THE PROBLEM
Leave out the pictures and return every entry exactly as it appears.

Dataset records
◇ ◇ ◇ ◇ ◇ ◇ ◇

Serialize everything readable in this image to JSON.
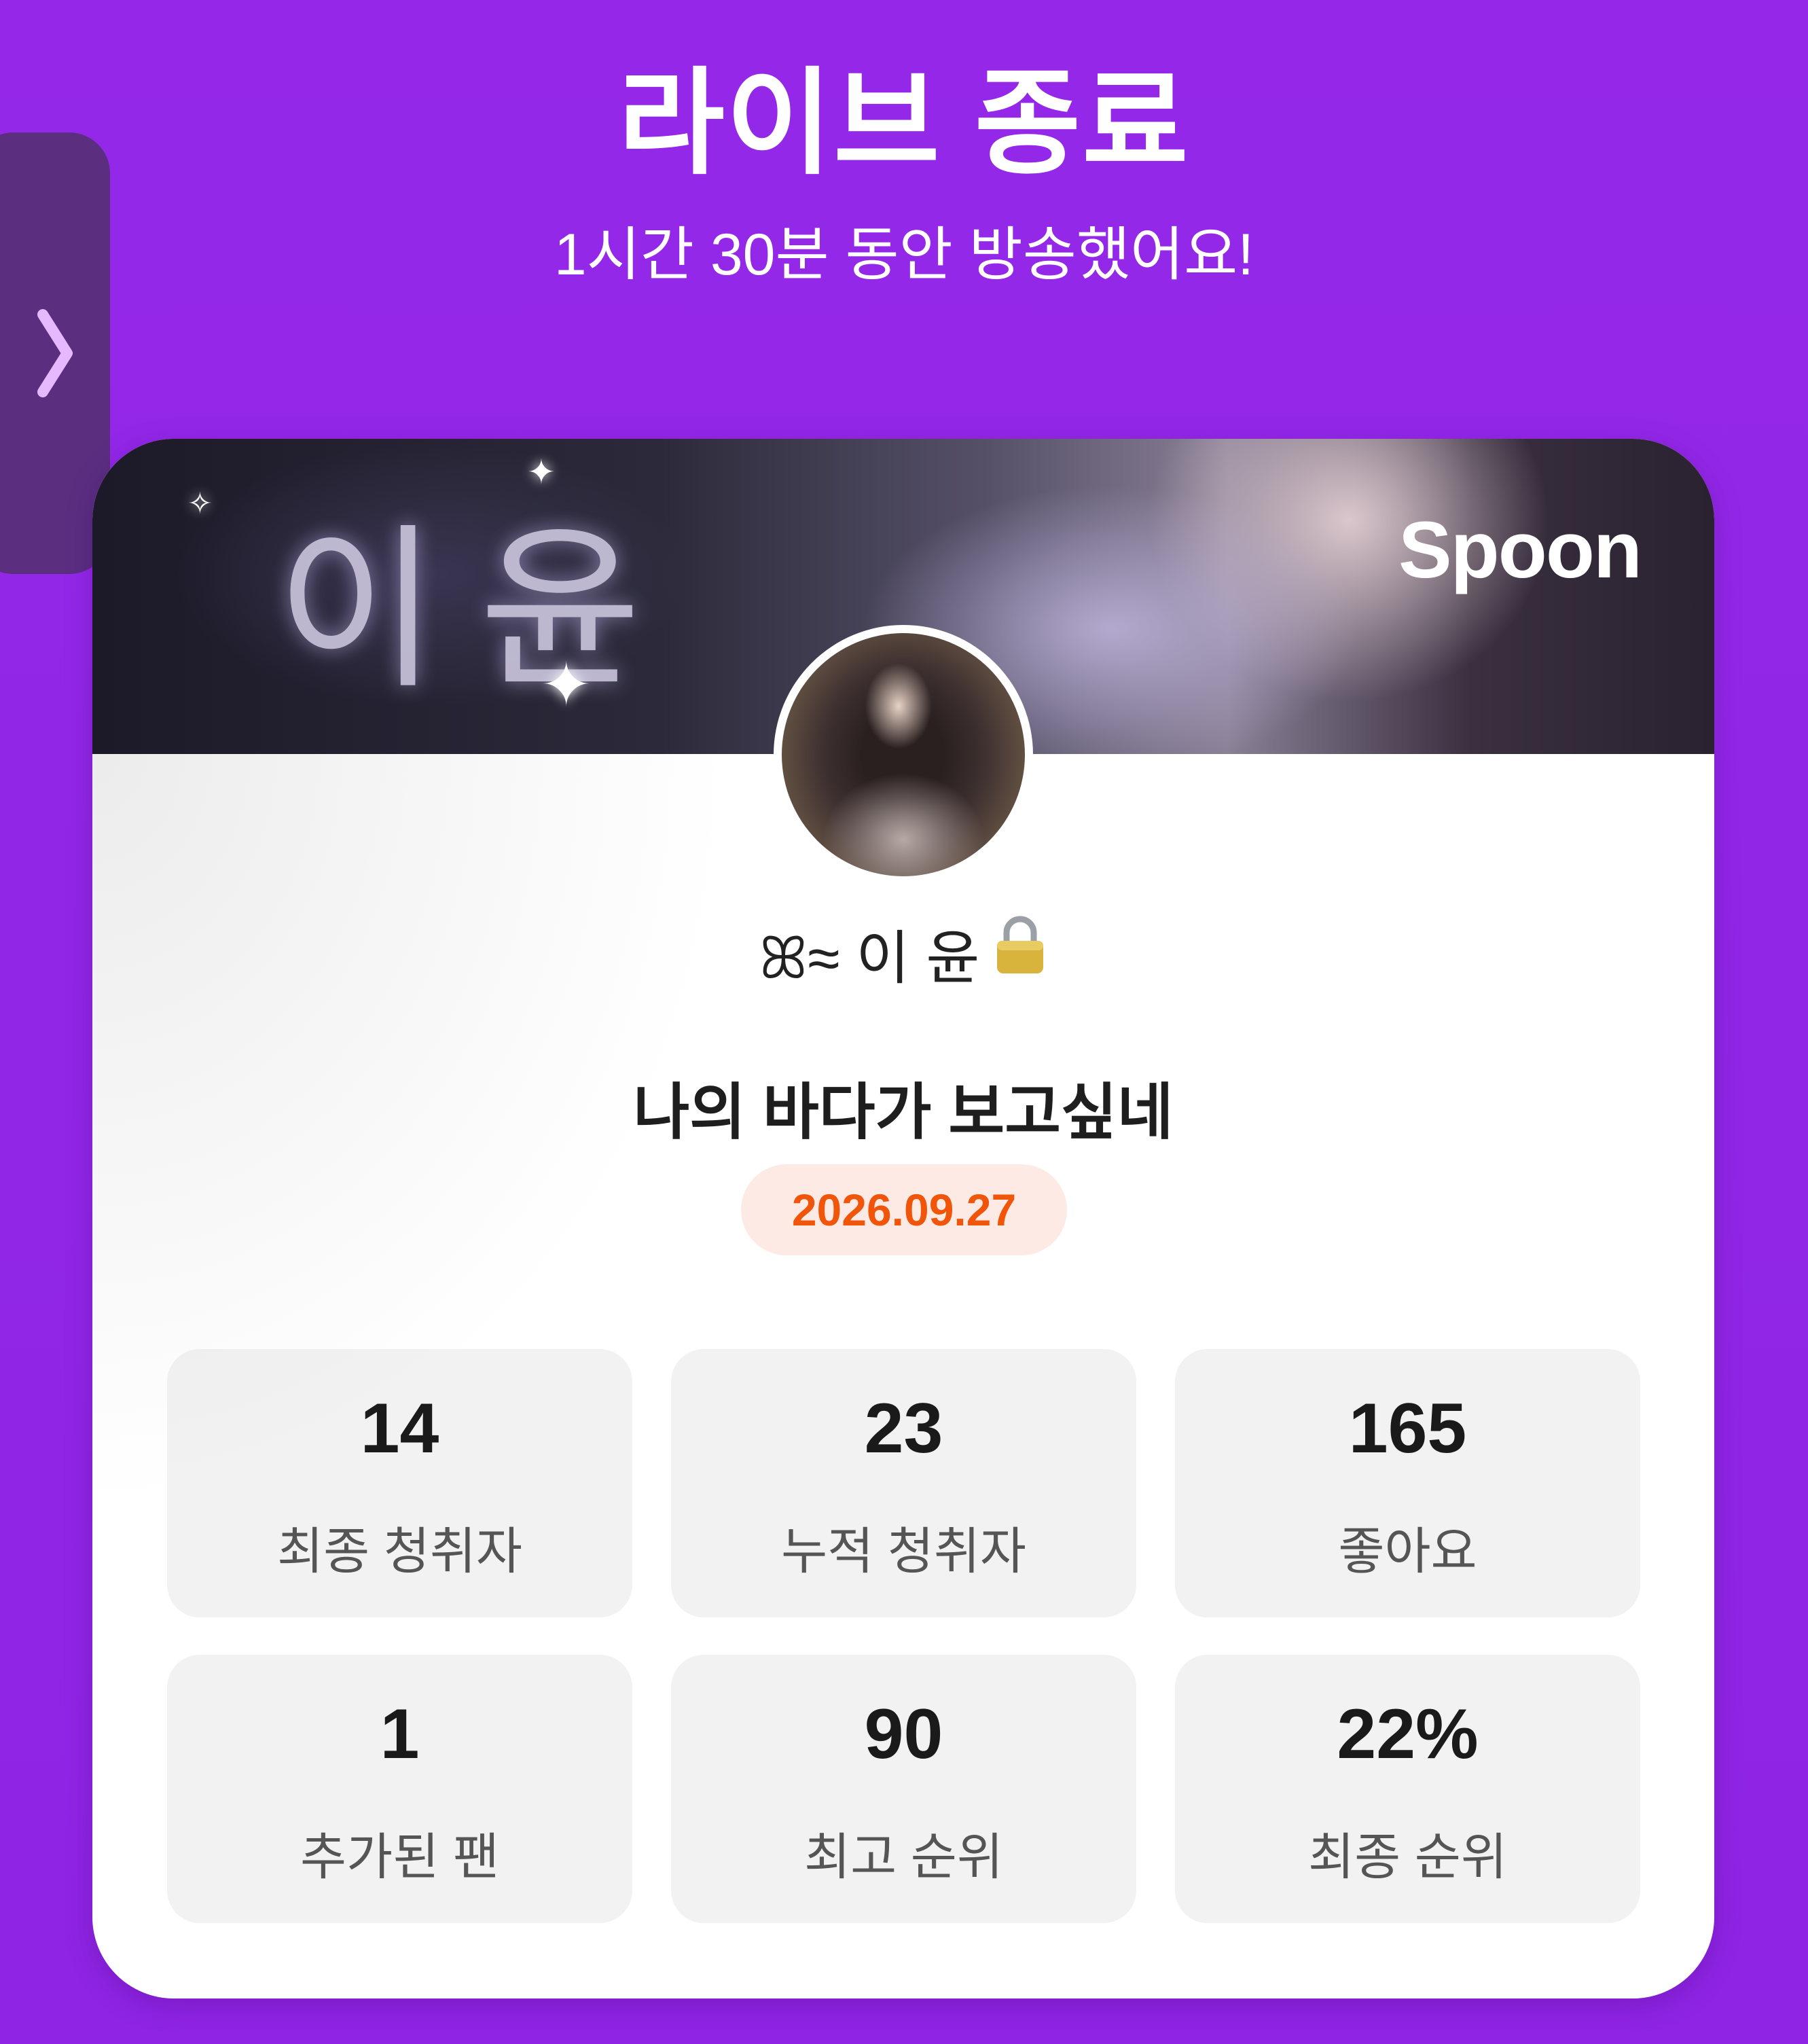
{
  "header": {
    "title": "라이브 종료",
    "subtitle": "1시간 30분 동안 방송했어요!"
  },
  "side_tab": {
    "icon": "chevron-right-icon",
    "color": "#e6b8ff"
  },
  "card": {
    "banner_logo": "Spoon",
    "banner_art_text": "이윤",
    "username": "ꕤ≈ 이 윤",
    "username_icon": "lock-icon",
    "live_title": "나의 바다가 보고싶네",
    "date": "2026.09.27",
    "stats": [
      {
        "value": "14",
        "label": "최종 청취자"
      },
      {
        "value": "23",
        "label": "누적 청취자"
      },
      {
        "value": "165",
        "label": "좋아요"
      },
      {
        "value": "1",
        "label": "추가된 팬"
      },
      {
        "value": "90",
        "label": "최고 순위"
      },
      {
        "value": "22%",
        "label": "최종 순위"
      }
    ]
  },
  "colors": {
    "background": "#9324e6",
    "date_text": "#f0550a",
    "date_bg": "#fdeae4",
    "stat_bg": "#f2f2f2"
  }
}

◇ ◇ ◇ ◇ ◇ ◇ ◇

OUTPUT BELOW
Serialize everything readable in this image to JSON.
{
  "header": {
    "title": "라이브 종료",
    "subtitle": "1시간 30분 동안 방송했어요!"
  },
  "side_tab": {
    "icon": "chevron-right-icon",
    "color": "#e6b8ff"
  },
  "card": {
    "banner_logo": "Spoon",
    "banner_art_text": "이윤",
    "username": "ꕤ≈ 이 윤",
    "username_icon": "lock-icon",
    "live_title": "나의 바다가 보고싶네",
    "date": "2026.09.27",
    "stats": [
      {
        "value": "14",
        "label": "최종 청취자"
      },
      {
        "value": "23",
        "label": "누적 청취자"
      },
      {
        "value": "165",
        "label": "좋아요"
      },
      {
        "value": "1",
        "label": "추가된 팬"
      },
      {
        "value": "90",
        "label": "최고 순위"
      },
      {
        "value": "22%",
        "label": "최종 순위"
      }
    ]
  },
  "colors": {
    "background": "#9324e6",
    "date_text": "#f0550a",
    "date_bg": "#fdeae4",
    "stat_bg": "#f2f2f2"
  }
}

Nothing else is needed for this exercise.